● **Records from a dataset**
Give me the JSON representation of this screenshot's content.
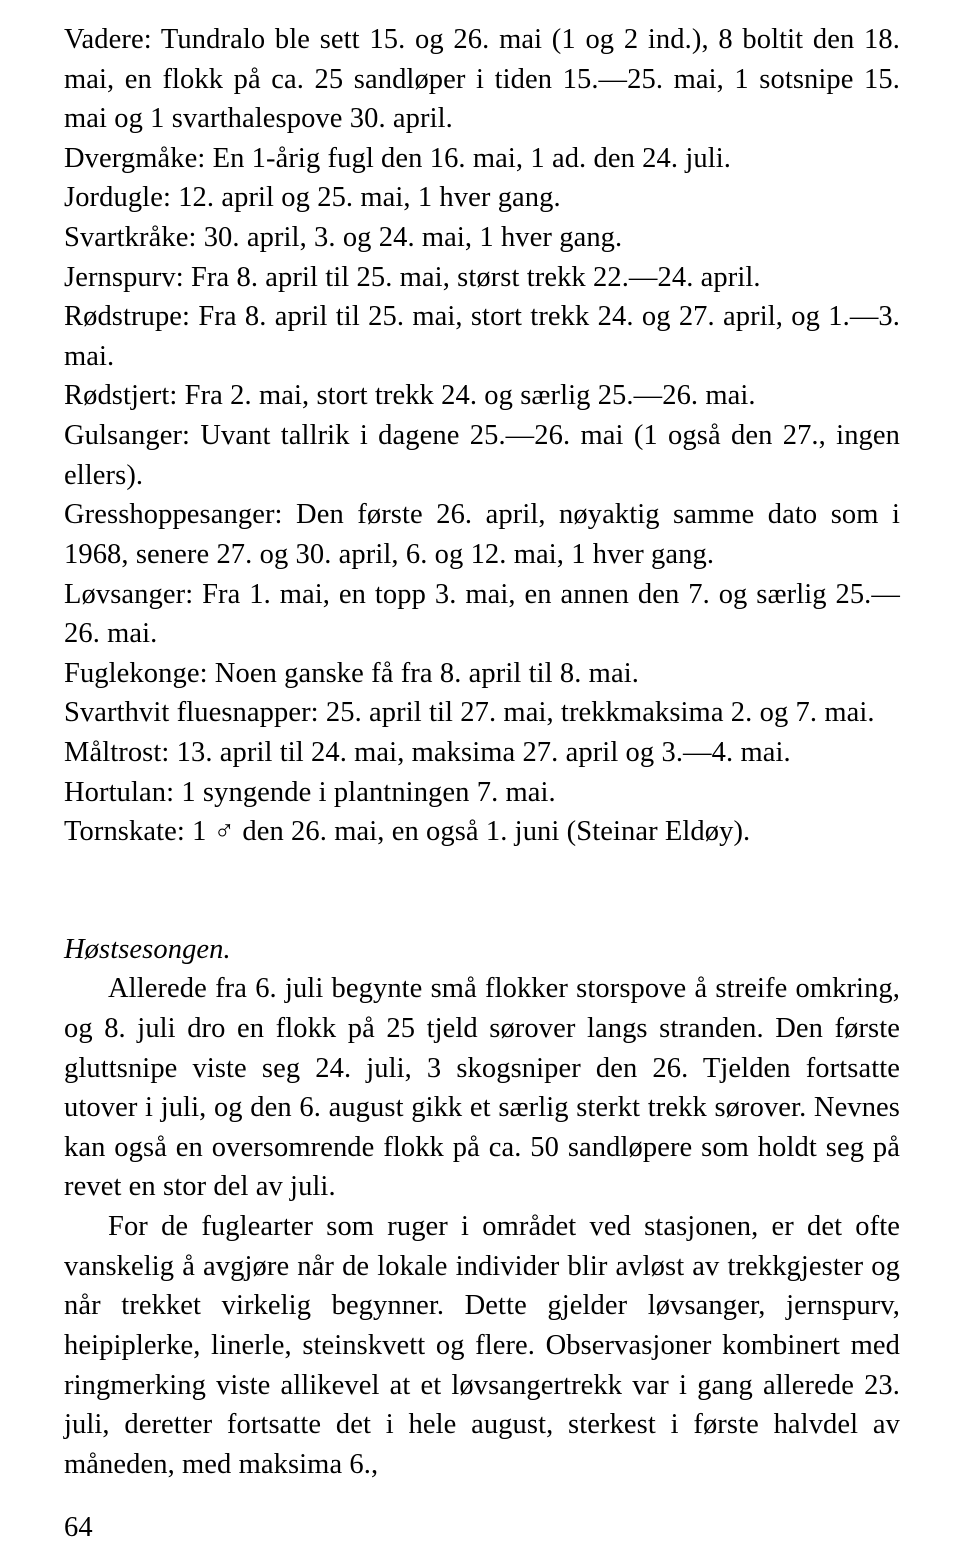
{
  "p_species": "Vadere: Tundralo ble sett 15. og 26. mai (1 og 2 ind.), 8 boltit den 18. mai, en flokk på ca. 25 sandløper i tiden 15.—25. mai, 1 sotsnipe 15. mai og 1 svarthalespove 30. april.\nDvergmåke: En 1-årig fugl den 16. mai, 1 ad. den 24. juli.\nJordugle: 12. april og 25. mai, 1 hver gang.\nSvartkråke: 30. april, 3. og 24. mai, 1 hver gang.\nJernspurv: Fra 8. april til 25. mai, størst trekk 22.—24. april.\nRødstrupe: Fra 8. april til 25. mai, stort trekk 24. og 27. april, og 1.—3. mai.\nRødstjert: Fra 2. mai, stort trekk 24. og særlig 25.—26. mai.\nGulsanger: Uvant tallrik i dagene 25.—26. mai (1 også den 27., ingen ellers).\nGresshoppesanger: Den første 26. april, nøyaktig samme dato som i 1968, senere 27. og 30. april, 6. og 12. mai, 1 hver gang.\nLøvsanger: Fra 1. mai, en topp 3. mai, en annen den 7. og særlig 25.—26. mai.\nFuglekonge: Noen ganske få fra 8. april til 8. mai.\nSvarthvit fluesnapper: 25. april til 27. mai, trekkmaksima 2. og 7. mai.\nMåltrost: 13. april til 24. mai, maksima 27. april og 3.—4. mai.\nHortulan: 1 syngende i plantningen 7. mai.\nTornskate: 1 ♂ den 26. mai, en også 1. juni (Steinar Eldøy).",
  "host_heading": "Høstsesongen.",
  "host_p1": "Allerede fra 6. juli begynte små flokker storspove å streife omkring, og 8. juli dro en flokk på 25 tjeld sørover langs stranden. Den første gluttsnipe viste seg 24. juli, 3 skogsniper den 26. Tjelden fortsatte utover i juli, og den 6. august gikk et særlig sterkt trekk sørover. Nevnes kan også en oversomrende flokk på ca. 50 sandløpere som holdt seg på revet en stor del av juli.",
  "host_p2": "For de fuglearter som ruger i området ved stasjonen, er det ofte vanskelig å avgjøre når de lokale individer blir avløst av trekkgjester og når trekket virkelig begynner. Dette gjelder løvsanger, jernspurv, heipiplerke, linerle, steinskvett og flere. Observasjoner kombinert med ringmerking viste allikevel at et løvsangertrekk var i gang allerede 23. juli, deretter fortsatte det i hele august, sterkest i første halvdel av måneden, med maksima 6.,",
  "page_num": "64"
}
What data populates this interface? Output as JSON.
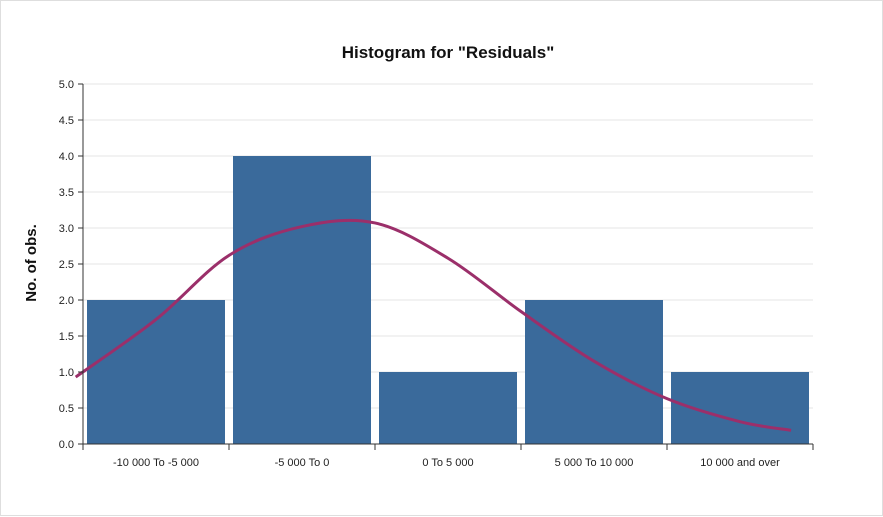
{
  "chart_data": {
    "type": "bar",
    "title": "Histogram for \"Residuals\"",
    "xlabel": "",
    "ylabel": "No. of obs.",
    "categories": [
      "-10 000 To -5 000",
      "-5 000 To 0",
      "0 To 5 000",
      "5 000 To 10 000",
      "10 000 and over"
    ],
    "values": [
      2,
      4,
      1,
      2,
      1
    ],
    "ylim": [
      0,
      5
    ],
    "yticks": [
      "0.0",
      "0.5",
      "1.0",
      "1.5",
      "2.0",
      "2.5",
      "3.0",
      "3.5",
      "4.0",
      "4.5",
      "5.0"
    ],
    "grid": true,
    "normal_curve": {
      "x": [
        -0.05,
        0.5,
        1.0,
        1.5,
        2.0,
        2.5,
        3.0,
        3.5,
        4.0,
        4.5,
        4.85
      ],
      "y": [
        0.93,
        1.73,
        2.62,
        3.02,
        3.07,
        2.58,
        1.84,
        1.15,
        0.63,
        0.31,
        0.19
      ]
    },
    "colors": {
      "bar": "#3a6a9b",
      "curve": "#9b2f6a"
    }
  }
}
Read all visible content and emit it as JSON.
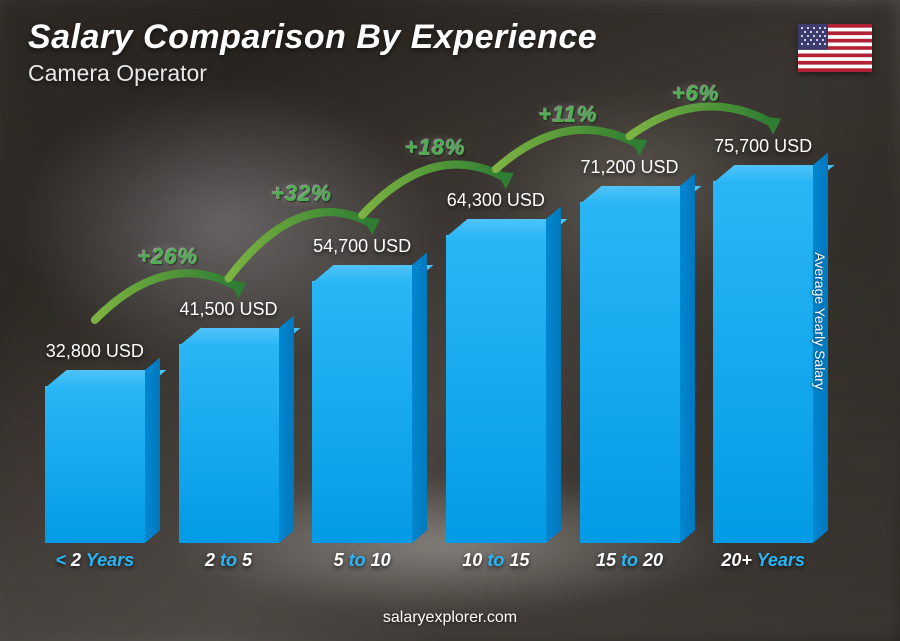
{
  "title": "Salary Comparison By Experience",
  "subtitle": "Camera Operator",
  "axis_label": "Average Yearly Salary",
  "footer": "salaryexplorer.com",
  "flag": {
    "country": "United States"
  },
  "chart": {
    "type": "bar-3d",
    "bar_color_top": "#4fc3f7",
    "bar_color_front": "#29b6f6",
    "bar_color_side": "#0277bd",
    "value_suffix": " USD",
    "max_value": 80000,
    "bars": [
      {
        "category_prefix": "< ",
        "category_num": "2",
        "category_suffix": " Years",
        "value": 32800,
        "label": "32,800 USD"
      },
      {
        "category_prefix": "",
        "category_num": "2",
        "category_mid": " to ",
        "category_num2": "5",
        "category_suffix": "",
        "value": 41500,
        "label": "41,500 USD"
      },
      {
        "category_prefix": "",
        "category_num": "5",
        "category_mid": " to ",
        "category_num2": "10",
        "category_suffix": "",
        "value": 54700,
        "label": "54,700 USD"
      },
      {
        "category_prefix": "",
        "category_num": "10",
        "category_mid": " to ",
        "category_num2": "15",
        "category_suffix": "",
        "value": 64300,
        "label": "64,300 USD"
      },
      {
        "category_prefix": "",
        "category_num": "15",
        "category_mid": " to ",
        "category_num2": "20",
        "category_suffix": "",
        "value": 71200,
        "label": "71,200 USD"
      },
      {
        "category_prefix": "",
        "category_num": "20+",
        "category_suffix": " Years",
        "value": 75700,
        "label": "75,700 USD"
      }
    ],
    "increases": [
      {
        "from": 0,
        "to": 1,
        "pct": "+26%"
      },
      {
        "from": 1,
        "to": 2,
        "pct": "+32%"
      },
      {
        "from": 2,
        "to": 3,
        "pct": "+18%"
      },
      {
        "from": 3,
        "to": 4,
        "pct": "+11%"
      },
      {
        "from": 4,
        "to": 5,
        "pct": "+6%"
      }
    ],
    "pct_color": "#4caf50",
    "arc_stroke": "#43a047",
    "title_color": "#ffffff",
    "title_fontsize": 34,
    "subtitle_fontsize": 23,
    "value_fontsize": 18,
    "xlabel_fontsize": 18,
    "xlabel_color": "#29b6f6",
    "background": "blurred-photo-dark"
  }
}
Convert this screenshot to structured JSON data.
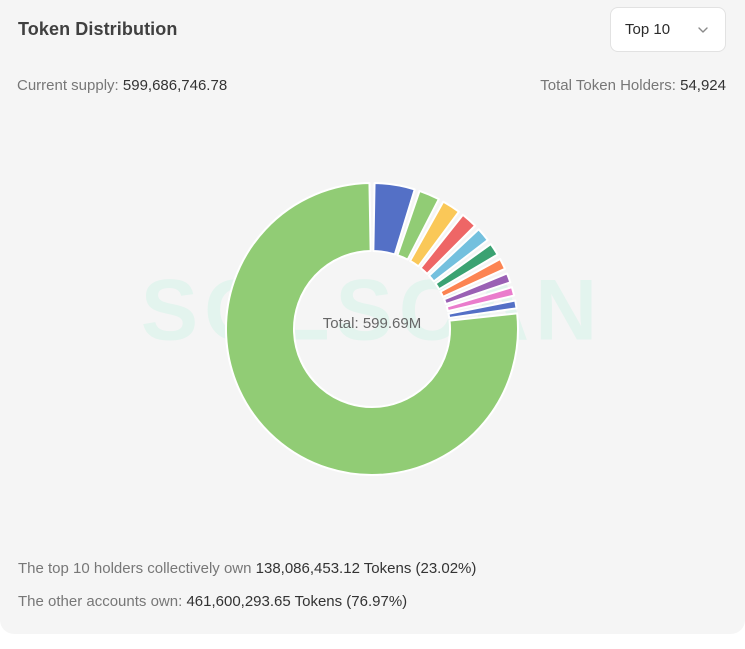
{
  "header": {
    "title": "Token Distribution",
    "select_value": "Top 10"
  },
  "stats": {
    "supply_label": "Current supply: ",
    "supply_value": "599,686,746.78",
    "holders_label": "Total Token Holders: ",
    "holders_value": "54,924"
  },
  "summary": {
    "top_prefix": "The top 10 holders collectively own ",
    "top_value": "138,086,453.12 Tokens (23.02%)",
    "other_prefix": "The other accounts own: ",
    "other_value": "461,600,293.65 Tokens (76.97%)"
  },
  "watermark": "SOLSCAN",
  "chart_data": {
    "type": "pie",
    "donut": true,
    "center_label": "Total: 599.69M",
    "slices": [
      {
        "value": 461.6,
        "color": "#91cc75"
      },
      {
        "value": 30.0,
        "color": "#5470c6"
      },
      {
        "value": 17.0,
        "color": "#91cc75"
      },
      {
        "value": 15.5,
        "color": "#fac858"
      },
      {
        "value": 14.0,
        "color": "#ee6666"
      },
      {
        "value": 12.5,
        "color": "#73c0de"
      },
      {
        "value": 11.5,
        "color": "#3ba272"
      },
      {
        "value": 10.5,
        "color": "#fc8452"
      },
      {
        "value": 9.5,
        "color": "#9a60b4"
      },
      {
        "value": 9.0,
        "color": "#ea7ccc"
      },
      {
        "value": 8.5,
        "color": "#5470c6"
      }
    ]
  }
}
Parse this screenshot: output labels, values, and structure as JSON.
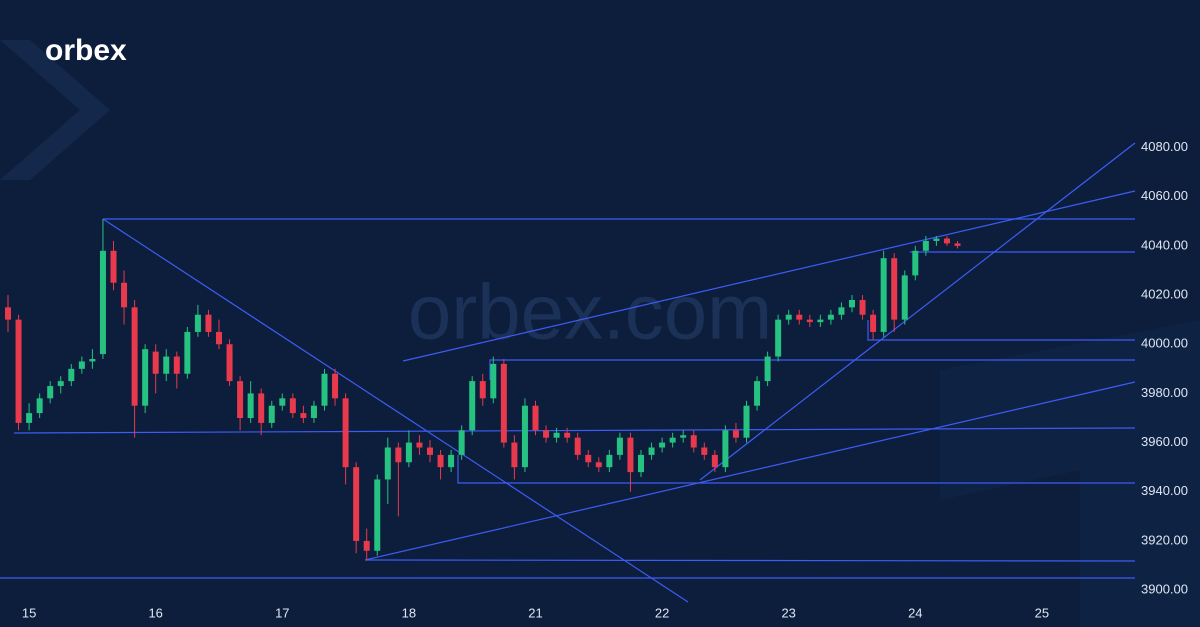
{
  "logo": "orbex",
  "watermark": "orbex.com",
  "chart_data": {
    "type": "candlestick",
    "up_color": "#26c281",
    "down_color": "#e8394d",
    "ylim": [
      3885,
      4140
    ],
    "yticks": [
      {
        "value": 3900,
        "label": "3900.00"
      },
      {
        "value": 3920,
        "label": "3920.00"
      },
      {
        "value": 3940,
        "label": "3940.00"
      },
      {
        "value": 3960,
        "label": "3960.00"
      },
      {
        "value": 3980,
        "label": "3980.00"
      },
      {
        "value": 4000,
        "label": "4000.00"
      },
      {
        "value": 4020,
        "label": "4020.00"
      },
      {
        "value": 4040,
        "label": "4040.00"
      },
      {
        "value": 4060,
        "label": "4060.00"
      },
      {
        "value": 4080,
        "label": "4080.00"
      }
    ],
    "categories": [
      null,
      null,
      "15",
      null,
      null,
      null,
      null,
      null,
      null,
      null,
      null,
      null,
      null,
      null,
      "16",
      null,
      null,
      null,
      null,
      null,
      null,
      null,
      null,
      null,
      null,
      null,
      "17",
      null,
      null,
      null,
      null,
      null,
      null,
      null,
      null,
      null,
      null,
      null,
      "18",
      null,
      null,
      null,
      null,
      null,
      null,
      null,
      null,
      null,
      null,
      null,
      "21",
      null,
      null,
      null,
      null,
      null,
      null,
      null,
      null,
      null,
      null,
      null,
      "22",
      null,
      null,
      null,
      null,
      null,
      null,
      null,
      null,
      null,
      null,
      null,
      "23",
      null,
      null,
      null,
      null,
      null,
      null,
      null,
      null,
      null,
      null,
      null,
      "24",
      null,
      null,
      null,
      null,
      null,
      null,
      null,
      null,
      null,
      null,
      null,
      "25"
    ],
    "open": [
      4015,
      4010,
      3968,
      3972,
      3978,
      3983,
      3985,
      3990,
      3993,
      3996,
      4038,
      4025,
      4015,
      3975,
      3997,
      3988,
      3995,
      3988,
      4005,
      4012,
      4005,
      4000,
      3985,
      3970,
      3980,
      3968,
      3975,
      3978,
      3972,
      3970,
      3975,
      3988,
      3978,
      3950,
      3920,
      3916,
      3945,
      3958,
      3952,
      3960,
      3958,
      3955,
      3950,
      3955,
      3965,
      3985,
      3978,
      3992,
      3960,
      3950,
      3975,
      3965,
      3962,
      3964,
      3962,
      3955,
      3952,
      3950,
      3955,
      3962,
      3948,
      3955,
      3958,
      3960,
      3962,
      3963,
      3958,
      3955,
      3950,
      3965,
      3962,
      3975,
      3985,
      3995,
      4010,
      4012,
      4010,
      4009,
      4010,
      4012,
      4015,
      4018,
      4012,
      4005,
      4035,
      4010,
      4028,
      4038,
      4042,
      4043,
      4041,
      null,
      null,
      null,
      null,
      null,
      null,
      null,
      null
    ],
    "high": [
      4020,
      4012,
      3976,
      3980,
      3985,
      3987,
      3992,
      3995,
      3998,
      4051,
      4042,
      4030,
      4018,
      4000,
      4000,
      3998,
      3997,
      4007,
      4016,
      4014,
      4010,
      4002,
      3987,
      3985,
      3982,
      3977,
      3980,
      3980,
      3975,
      3977,
      3990,
      3990,
      3980,
      3952,
      3925,
      3947,
      3962,
      3960,
      3965,
      3963,
      3961,
      3957,
      3957,
      3967,
      3987,
      3988,
      3995,
      3994,
      3963,
      3978,
      3977,
      3967,
      3966,
      3966,
      3964,
      3957,
      3954,
      3957,
      3964,
      3964,
      3957,
      3960,
      3962,
      3964,
      3965,
      3965,
      3960,
      3957,
      3967,
      3968,
      3977,
      3987,
      3997,
      4012,
      4014,
      4014,
      4012,
      4012,
      4014,
      4017,
      4020,
      4020,
      4014,
      4038,
      4037,
      4030,
      4040,
      4044,
      4044,
      4044,
      4042,
      null,
      null,
      null,
      null,
      null,
      null,
      null,
      null
    ],
    "low": [
      4005,
      3965,
      3965,
      3970,
      3976,
      3980,
      3983,
      3988,
      3990,
      3994,
      4022,
      4008,
      3962,
      3972,
      3980,
      3985,
      3982,
      3986,
      4003,
      4003,
      3998,
      3983,
      3965,
      3968,
      3963,
      3966,
      3973,
      3970,
      3968,
      3968,
      3973,
      3975,
      3943,
      3915,
      3912,
      3914,
      3935,
      3930,
      3950,
      3955,
      3952,
      3945,
      3948,
      3953,
      3963,
      3975,
      3976,
      3958,
      3945,
      3948,
      3963,
      3960,
      3960,
      3960,
      3953,
      3950,
      3948,
      3948,
      3953,
      3940,
      3946,
      3953,
      3956,
      3958,
      3960,
      3956,
      3953,
      3948,
      3948,
      3960,
      3960,
      3973,
      3983,
      3993,
      4008,
      4008,
      4007,
      4007,
      4008,
      4010,
      4013,
      4010,
      4002,
      4003,
      4005,
      4008,
      4026,
      4036,
      4040,
      4040,
      4039,
      null,
      null,
      null,
      null,
      null,
      null,
      null,
      null
    ],
    "close": [
      4010,
      3968,
      3972,
      3978,
      3983,
      3985,
      3990,
      3993,
      3994,
      4038,
      4025,
      4015,
      3975,
      3998,
      3988,
      3995,
      3988,
      4005,
      4012,
      4005,
      4000,
      3985,
      3970,
      3980,
      3968,
      3975,
      3978,
      3972,
      3970,
      3975,
      3988,
      3978,
      3950,
      3920,
      3916,
      3945,
      3958,
      3952,
      3960,
      3958,
      3955,
      3950,
      3955,
      3965,
      3985,
      3978,
      3992,
      3960,
      3950,
      3975,
      3965,
      3962,
      3964,
      3962,
      3955,
      3952,
      3950,
      3955,
      3962,
      3948,
      3955,
      3958,
      3960,
      3962,
      3963,
      3958,
      3955,
      3950,
      3965,
      3962,
      3975,
      3985,
      3995,
      4010,
      4012,
      4010,
      4009,
      4010,
      4012,
      4015,
      4018,
      4012,
      4005,
      4035,
      4010,
      4028,
      4038,
      4042,
      4043,
      4041,
      4040,
      null,
      null,
      null,
      null,
      null,
      null,
      null,
      null
    ]
  }
}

● **CHALLENGE**
Return a copy of every line that includes the word "content".

● **SOLUTION**
Give me the JSON representation of this screenshot's content.
Read all visible content and emit it as JSON.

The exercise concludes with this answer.